***** GIVEN DATA
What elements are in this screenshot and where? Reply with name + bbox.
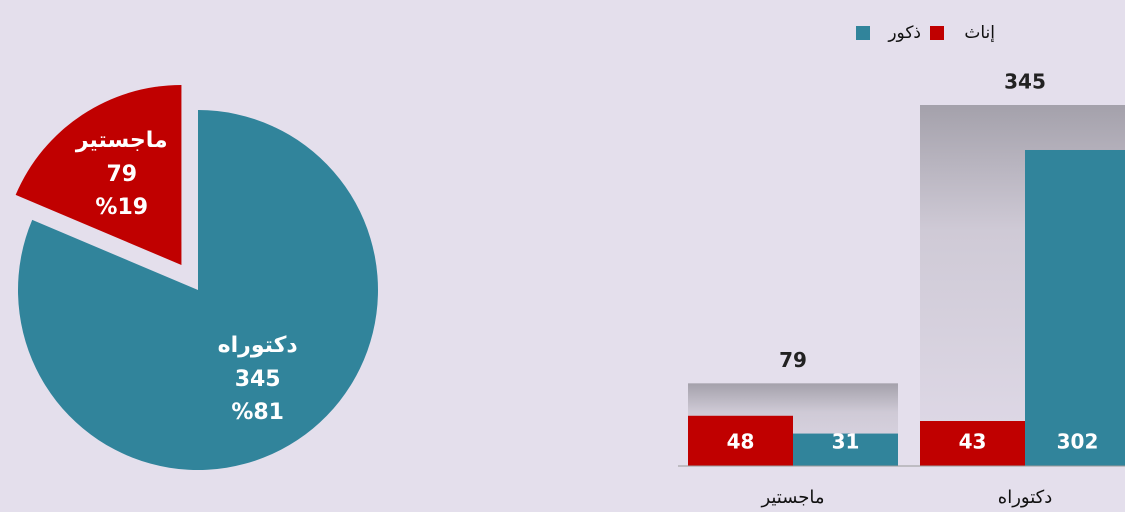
bar <box>1025 149 1125 466</box>
total-label: 345 <box>1004 70 1046 94</box>
bar <box>920 421 1025 466</box>
slice-value: 79 <box>106 162 137 187</box>
legend-label: ذكور <box>887 23 921 43</box>
legend-swatch <box>930 26 944 40</box>
slice-value: 345 <box>235 367 281 392</box>
x-tick-label: دكتوراه <box>998 487 1052 508</box>
slice-percent: %19 <box>95 195 148 220</box>
bar <box>793 433 898 466</box>
bar <box>688 415 793 466</box>
slice-label: دكتوراه <box>218 333 298 358</box>
total-label: 79 <box>779 348 807 372</box>
pie-slice <box>18 110 378 471</box>
slice-percent: %81 <box>231 400 284 425</box>
pie-slice <box>15 84 182 265</box>
legend-label: إناث <box>964 23 995 43</box>
bar-value: 48 <box>727 430 755 454</box>
x-tick-label: ماجستير <box>760 487 824 508</box>
bar-value: 302 <box>1057 430 1099 454</box>
bar-value: 31 <box>832 430 860 454</box>
slice-label: ماجستير <box>75 128 168 153</box>
legend-swatch <box>856 26 870 40</box>
bar-value: 43 <box>959 430 987 454</box>
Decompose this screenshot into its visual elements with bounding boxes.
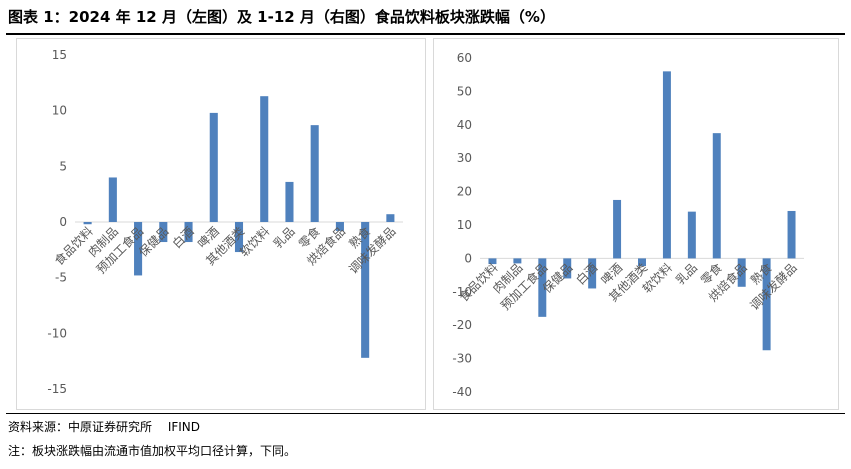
bar xyxy=(538,258,547,317)
bar xyxy=(613,199,622,259)
left-bar-chart: 151050-5-10-15食品饮料肉制品预加工食品保健品白酒啤酒其他酒类软饮料… xyxy=(47,48,403,396)
bar xyxy=(361,222,370,358)
bar xyxy=(310,125,319,222)
right-chart-panel: 60 50 40 30 20 10 0 -10 -20 -30 -40 食品饮料 肉制品 预加工食品 保健品… xyxy=(433,38,839,410)
y-tick-label: -20 xyxy=(452,318,472,332)
y-tick-label: 60 xyxy=(457,51,472,65)
y-tick-label: 0 xyxy=(464,251,472,265)
bar xyxy=(184,222,193,243)
bar xyxy=(83,222,92,225)
bar xyxy=(488,258,497,265)
bar xyxy=(737,258,746,287)
bar xyxy=(638,258,646,267)
bar xyxy=(209,112,218,222)
y-tick-label: 50 xyxy=(457,84,472,98)
y-tick-label: 10 xyxy=(457,218,472,232)
bar xyxy=(386,214,395,222)
bar xyxy=(134,222,143,276)
y-tick-label: 5 xyxy=(59,159,67,173)
footnote: 注：板块涨跌幅由流通市值加权平均口径计算，下同。 xyxy=(8,444,297,458)
bar xyxy=(563,258,572,279)
y-tick-label: -15 xyxy=(47,382,67,396)
y-tick-label: 10 xyxy=(52,104,67,118)
y-tick-label: -10 xyxy=(452,285,472,299)
bar xyxy=(513,258,522,264)
bar xyxy=(712,133,721,259)
category-label: 乳品 xyxy=(673,261,700,288)
bar xyxy=(588,258,597,289)
bar xyxy=(787,210,796,259)
bar xyxy=(234,222,244,253)
left-chart-panel: 15 10 5 0 -5 -10 -15 食品饮料 肉制品 预加工食品 保健品 白酒 啤酒 其他酒类 软饮料… xyxy=(16,38,426,410)
y-tick-label: -10 xyxy=(47,326,67,340)
bar xyxy=(285,181,294,222)
bar xyxy=(762,258,771,351)
top-rule xyxy=(6,33,845,35)
bar xyxy=(335,222,344,231)
y-tick-label: 30 xyxy=(457,151,472,165)
bottom-rule xyxy=(6,413,845,414)
category-label: 乳品 xyxy=(271,224,298,251)
bar xyxy=(260,96,269,222)
y-tick-label: -40 xyxy=(452,385,472,399)
y-tick-label: 40 xyxy=(457,118,472,132)
y-tick-label: 15 xyxy=(52,48,67,62)
y-tick-label: -30 xyxy=(452,352,472,366)
right-bar-chart: 6050403020100-10-20-30-40食品饮料肉制品预加工食品保健品… xyxy=(452,51,804,399)
source-note: 资料来源：中原证券研究所 IFIND xyxy=(8,420,201,434)
y-tick-label: -5 xyxy=(55,271,67,285)
bar xyxy=(687,211,696,259)
bar xyxy=(108,177,117,222)
category-label: 调味发酵品 xyxy=(747,260,800,313)
bar xyxy=(662,71,671,259)
y-tick-label: 0 xyxy=(59,215,67,229)
figure-title: 图表 1：2024 年 12 月（左图）及 1-12 月（右图）食品饮料板块涨跌… xyxy=(8,8,555,26)
bar xyxy=(159,222,168,243)
y-tick-label: 20 xyxy=(457,185,472,199)
category-label: 调味发酵品 xyxy=(345,224,398,277)
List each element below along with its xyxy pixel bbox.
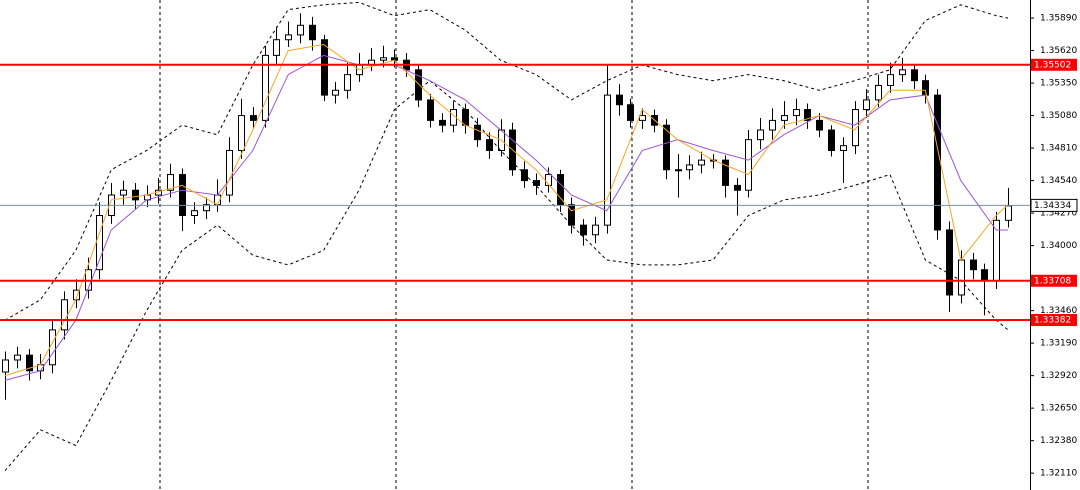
candle-body xyxy=(828,129,835,151)
level-label-box xyxy=(1031,58,1077,71)
candle-body xyxy=(604,94,611,226)
candle-body xyxy=(675,169,682,172)
candle-body xyxy=(911,69,918,82)
candle-body xyxy=(521,169,528,182)
y-tick-label: 1.32650 xyxy=(1040,404,1077,414)
candle-body xyxy=(167,174,174,191)
candle-body xyxy=(344,74,351,91)
candle-body xyxy=(639,115,646,121)
moving-average xyxy=(4,43,1009,377)
candle-body xyxy=(946,229,953,296)
price-label-box xyxy=(1030,198,1078,212)
candle-body xyxy=(309,24,316,41)
candle-body xyxy=(722,159,729,186)
candle-body xyxy=(332,89,339,96)
candle-body xyxy=(486,139,493,151)
candle-body xyxy=(875,84,882,101)
candle-body xyxy=(592,224,599,236)
candle-body xyxy=(970,259,977,271)
y-tick-label: 1.32920 xyxy=(1040,371,1077,381)
candle-body xyxy=(321,39,328,96)
candle-body xyxy=(533,180,540,186)
level-label: 1.33708 xyxy=(1034,276,1071,286)
candle-body xyxy=(439,119,446,126)
y-tick-label: 1.32380 xyxy=(1040,436,1077,446)
candle-body xyxy=(191,210,198,217)
candle-body xyxy=(781,115,788,121)
candle-body xyxy=(934,94,941,231)
candle-body xyxy=(1005,205,1012,221)
y-tick-label: 1.34540 xyxy=(1040,176,1077,186)
candle-body xyxy=(262,54,269,121)
candle-body xyxy=(958,259,965,296)
candle-body xyxy=(627,104,634,121)
y-tick-label: 1.32110 xyxy=(1040,469,1077,479)
candle-body xyxy=(698,159,705,166)
candle-body xyxy=(568,204,575,226)
band-line xyxy=(4,1,1009,321)
candle-body xyxy=(427,99,434,121)
candle-body xyxy=(804,109,811,121)
candle-body xyxy=(616,94,623,106)
candle-body xyxy=(863,99,870,111)
candle-body xyxy=(273,39,280,56)
candle-body xyxy=(474,124,481,141)
y-tick-label: 1.35080 xyxy=(1040,111,1077,121)
level-label-box xyxy=(1031,314,1077,327)
candle-body xyxy=(899,69,906,76)
y-tick-label: 1.34270 xyxy=(1040,209,1077,219)
candle-body xyxy=(580,224,587,236)
candle-body xyxy=(545,174,552,186)
candle-body xyxy=(179,174,186,217)
candle-body xyxy=(993,219,1000,282)
candle-body xyxy=(793,109,800,117)
level-label: 1.35502 xyxy=(1034,60,1071,70)
candle-body xyxy=(380,57,387,61)
candle-body xyxy=(226,149,233,196)
moving-average xyxy=(4,54,1008,381)
candle-body xyxy=(26,354,33,372)
candle-body xyxy=(852,109,859,147)
candle-body xyxy=(663,124,670,171)
level-label-box xyxy=(1031,274,1077,287)
candle-body xyxy=(816,119,823,131)
candle-body xyxy=(686,164,693,171)
candle-body xyxy=(73,289,80,301)
y-tick-label: 1.35350 xyxy=(1040,79,1077,89)
candle-body xyxy=(14,354,21,361)
candle-body xyxy=(250,115,257,121)
candle-body xyxy=(415,69,422,101)
y-tick-label: 1.33190 xyxy=(1040,339,1077,349)
price-label: 1.34334 xyxy=(1034,201,1071,211)
candle-body xyxy=(734,184,741,191)
candle-body xyxy=(981,269,988,282)
candle-body xyxy=(840,145,847,151)
candle-body xyxy=(96,215,103,271)
y-tick-label: 1.33460 xyxy=(1040,306,1077,316)
candle-body xyxy=(203,204,210,212)
candle-body xyxy=(757,129,764,141)
y-tick-label: 1.34810 xyxy=(1040,144,1077,154)
candle-body xyxy=(238,115,245,151)
candle-body xyxy=(887,74,894,86)
candle-body xyxy=(745,139,752,191)
y-tick-label: 1.35890 xyxy=(1040,14,1077,24)
period-separators xyxy=(159,0,869,490)
candle-body xyxy=(120,189,127,196)
y-tick-label: 1.35620 xyxy=(1040,46,1077,56)
level-label: 1.33382 xyxy=(1034,316,1071,326)
candle-body xyxy=(2,359,9,373)
candle-body xyxy=(769,119,776,131)
candle-body xyxy=(557,174,564,206)
y-tick-label: 1.34000 xyxy=(1040,241,1077,251)
candle-body xyxy=(297,24,304,36)
candle-body xyxy=(132,189,139,201)
candle-body xyxy=(285,34,292,41)
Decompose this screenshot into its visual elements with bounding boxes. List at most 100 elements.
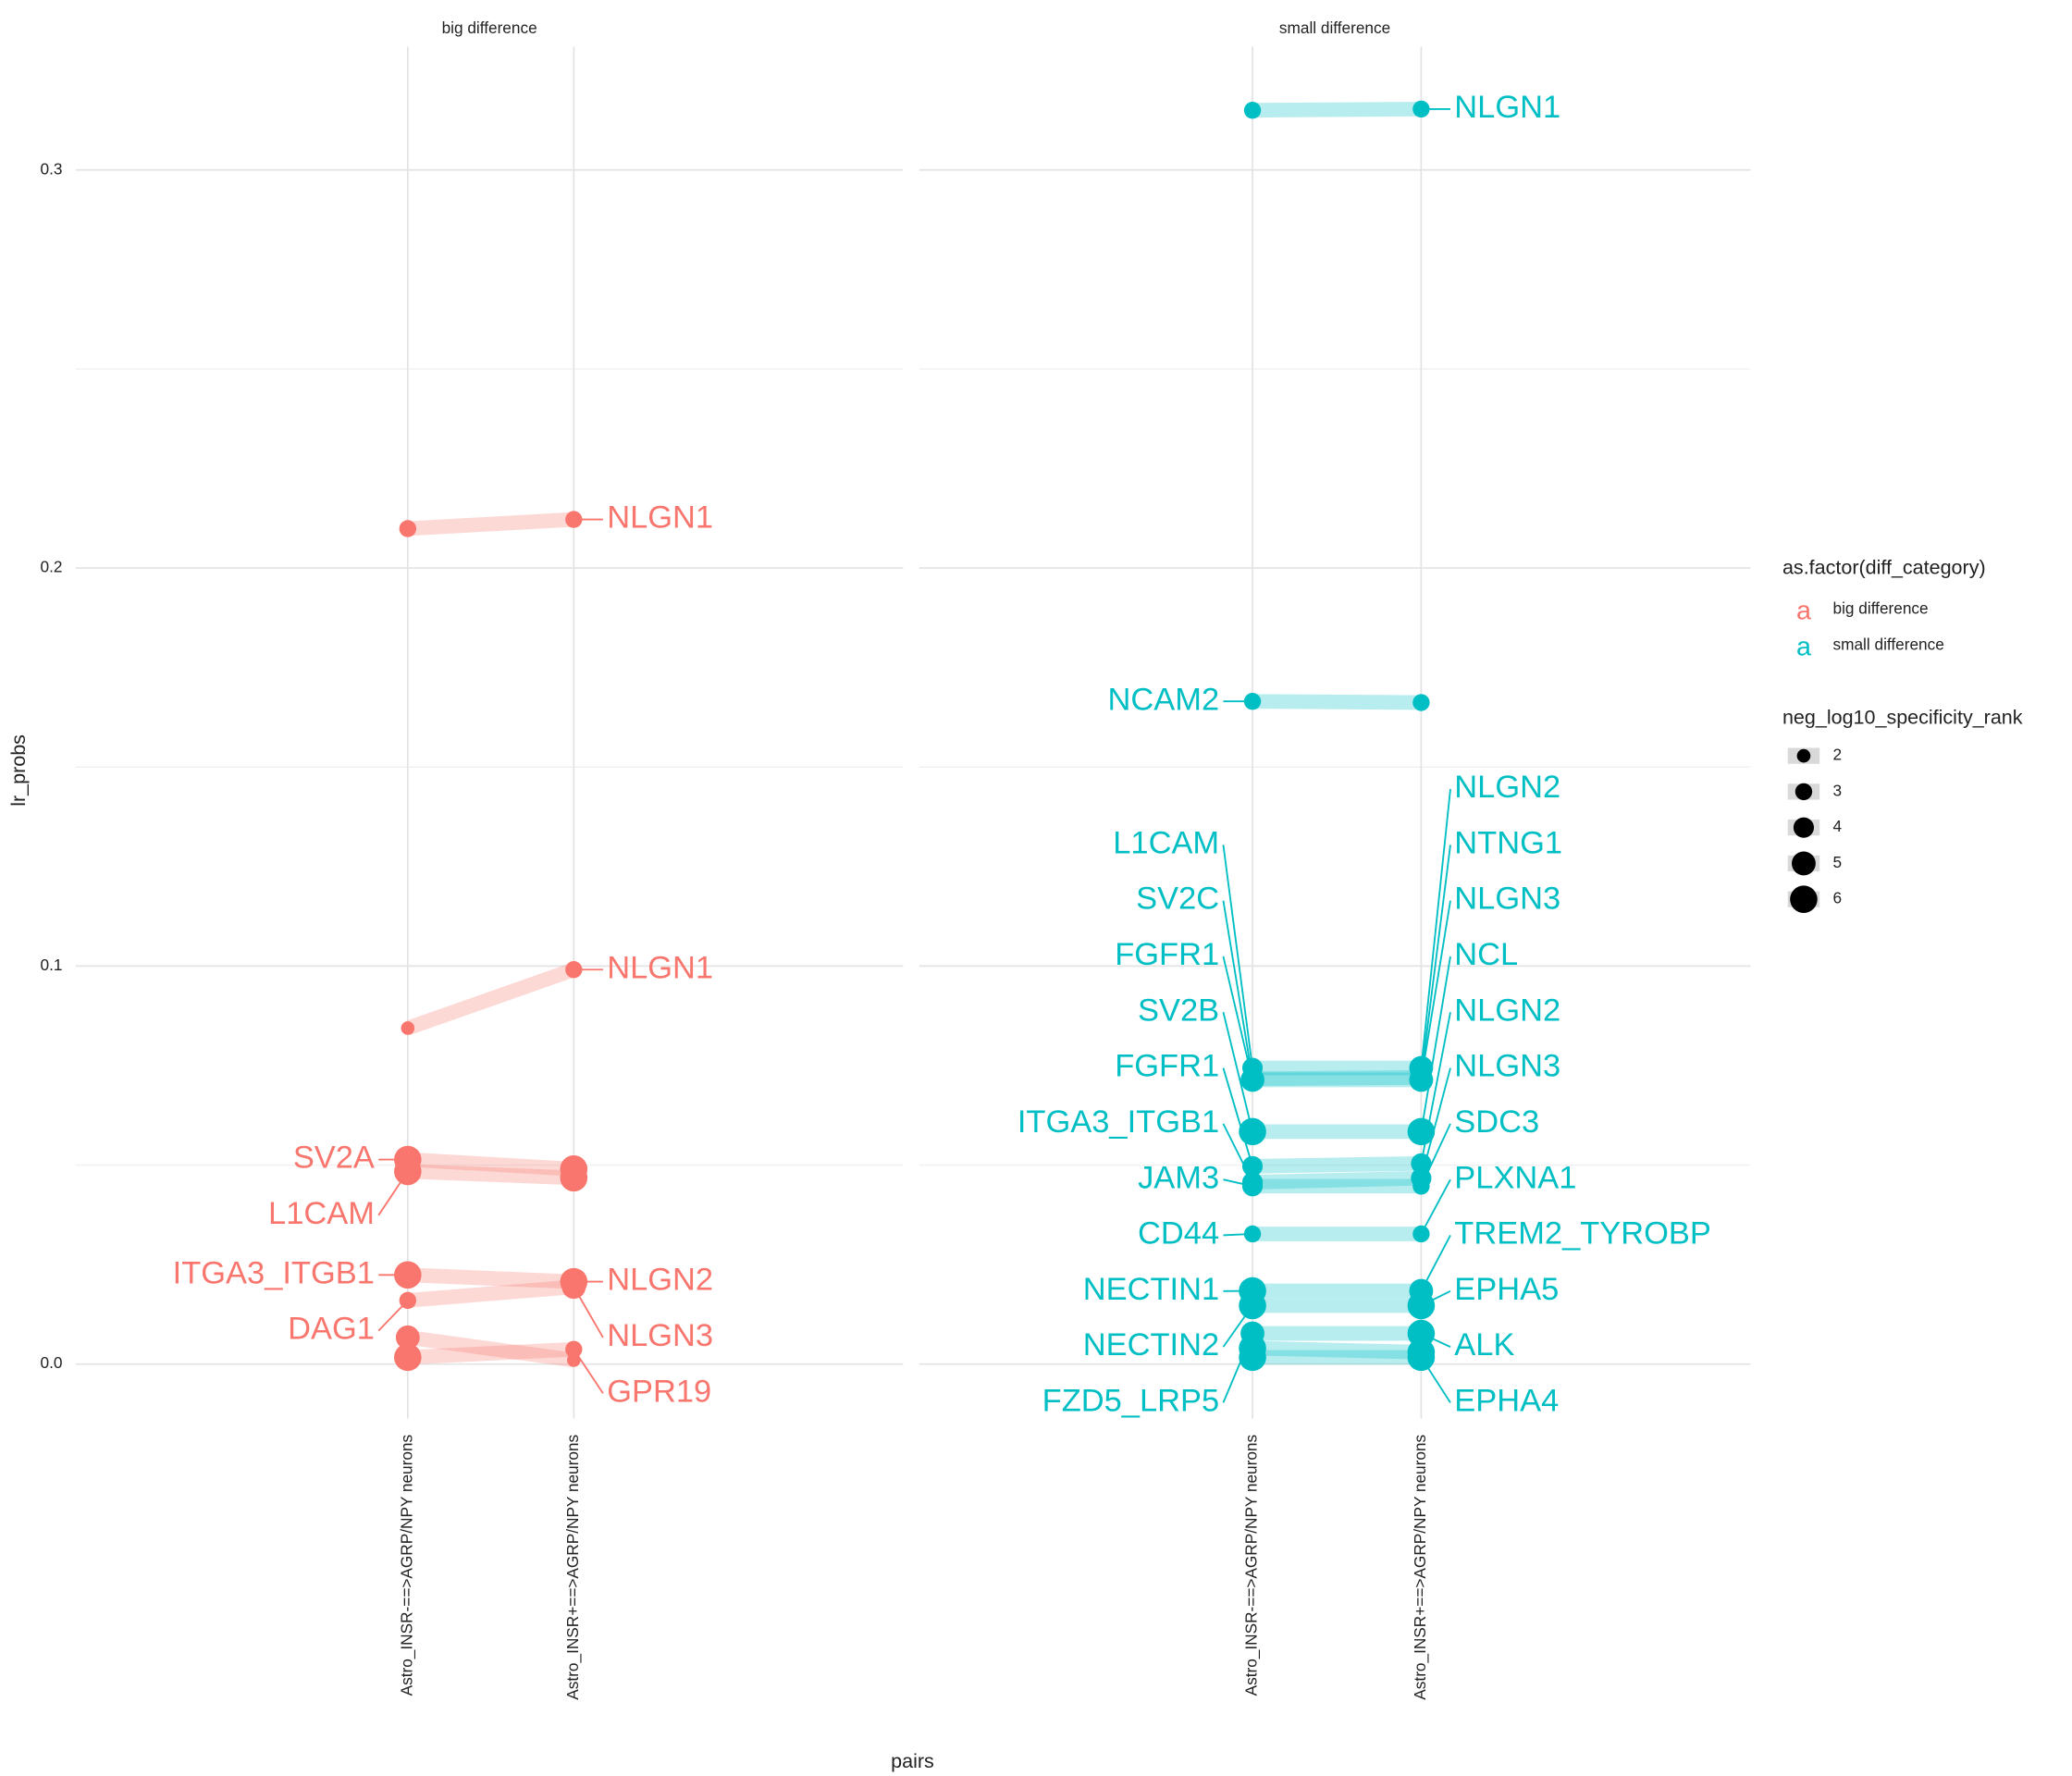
point-label: ITGA3_ITGB1 [1018,1104,1219,1140]
label-connector [1420,1289,1451,1307]
point [1239,1291,1266,1320]
segment [407,512,574,536]
label-connector [1222,956,1253,1080]
point-label: PLXNA1 [1454,1160,1576,1195]
point [394,1261,422,1289]
point [566,1353,581,1367]
x-tick-label: Astro_INSR-==>AGRP/NPY neurons [1242,1435,1261,1696]
legend-label: small difference [1833,635,1944,653]
legend-size-key [1792,851,1816,876]
point-label: NLGN1 [607,950,713,985]
point-label: JAM3 [1138,1160,1219,1195]
segment [1252,102,1422,118]
legend-size-key [1790,885,1818,913]
point-label: ITGA3_ITGB1 [173,1255,375,1290]
segment [1252,694,1422,710]
point-label: SV2B [1138,993,1219,1028]
x-tick-label: Astro_INSR+==>AGRP/NPY neurons [563,1435,582,1700]
point [395,1325,420,1350]
label-connector [1420,956,1451,1132]
segment [1252,1069,1422,1087]
point-label: FGFR1 [1115,1049,1219,1084]
point [1243,102,1262,119]
label-connector [1420,1178,1451,1235]
legend-size-key [1796,748,1811,763]
legend-key: a [1796,632,1811,661]
legend-size-key [1794,783,1813,801]
point-label: SV2A [293,1141,375,1176]
x-tick-label: Astro_INSR-==>AGRP/NPY neurons [397,1435,415,1696]
label-connector [1420,1012,1451,1164]
legend-title: neg_log10_specificity_rank [1782,707,2023,729]
y-tick-label: 0.2 [41,558,63,576]
label-connector [1222,1333,1253,1403]
point-label: NLGN1 [1454,90,1560,125]
segment [406,1330,575,1368]
label-connector [377,1170,409,1216]
point-label: NLGN3 [1454,882,1560,917]
label-connector [1222,1123,1253,1183]
point-label: L1CAM [268,1196,375,1231]
label-connector [573,1286,604,1338]
legend-label: big difference [1833,599,1929,618]
label-connector [1420,1123,1451,1187]
legend-key: a [1796,597,1811,626]
label-connector [1420,900,1451,1080]
segment [407,1152,574,1177]
label-connector [573,1349,604,1394]
label-connector [1420,1235,1451,1291]
label-connector [1222,1304,1253,1348]
label-connector [1222,1067,1253,1167]
segment [407,1164,574,1186]
point-label: GPR19 [607,1374,711,1409]
point-label: NLGN2 [1454,993,1560,1028]
point-label: NCL [1454,937,1518,972]
point-label: EPHA4 [1454,1384,1559,1419]
y-tick-label: 0.0 [41,1353,63,1372]
segment [407,1279,574,1308]
segment [1252,1170,1422,1190]
legend-label: 3 [1833,781,1843,799]
label-connector [1222,845,1253,1068]
point-label: FGFR1 [1115,937,1219,972]
label-connector [1420,1067,1451,1178]
point-label: SV2C [1136,882,1219,917]
point [401,1021,415,1035]
point [565,1340,583,1358]
point [1243,1225,1262,1243]
segment [407,1341,574,1365]
label-connector [1222,900,1253,1079]
label-connector [1420,788,1451,1068]
point [1239,1334,1266,1363]
point [1412,100,1430,118]
point [399,520,417,537]
point-label: TREM2_TYROBP [1454,1216,1711,1252]
point-label: NLGN2 [1454,770,1560,805]
segment [405,962,576,1035]
point [394,1157,422,1186]
point-label: NTNG1 [1454,825,1562,860]
point [1239,1117,1266,1146]
point [1407,1319,1436,1348]
legend-label: 5 [1833,853,1843,871]
label-connector [1222,1012,1253,1132]
point [394,1343,422,1372]
label-connector [1223,1233,1253,1237]
label-connector [1421,1332,1451,1348]
y-tick-label: 0.1 [41,956,63,974]
point-label: L1CAM [1113,825,1219,860]
label-connector [1223,1178,1253,1188]
segment [1252,1155,1422,1174]
point-label: DAG1 [288,1312,375,1347]
facet-title: big difference [442,18,537,37]
legend-label: 2 [1833,746,1843,764]
point-label: NLGN1 [607,500,713,536]
point-label: NCAM2 [1108,682,1220,717]
facet-title: small difference [1279,18,1390,37]
point [1407,1338,1436,1366]
legend-title: as.factor(diff_category) [1782,556,1986,578]
point [1412,694,1430,711]
point [1407,1291,1436,1320]
y-tick-label: 0.3 [41,159,63,178]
**********
SET TASK:
List every line of the data above that contains the string "right", treating uppercase and lowercase as different.

COMPLETED TASK:
right-chart-panel: 60 50 40 30 20 10 0 -10 -20 -30 -40 食品饮料 肉制品 预加工食品 保健品… xyxy=(433,38,839,410)
right-bar-chart: 6050403020100-10-20-30-40食品饮料肉制品预加工食品保健品… xyxy=(452,51,804,399)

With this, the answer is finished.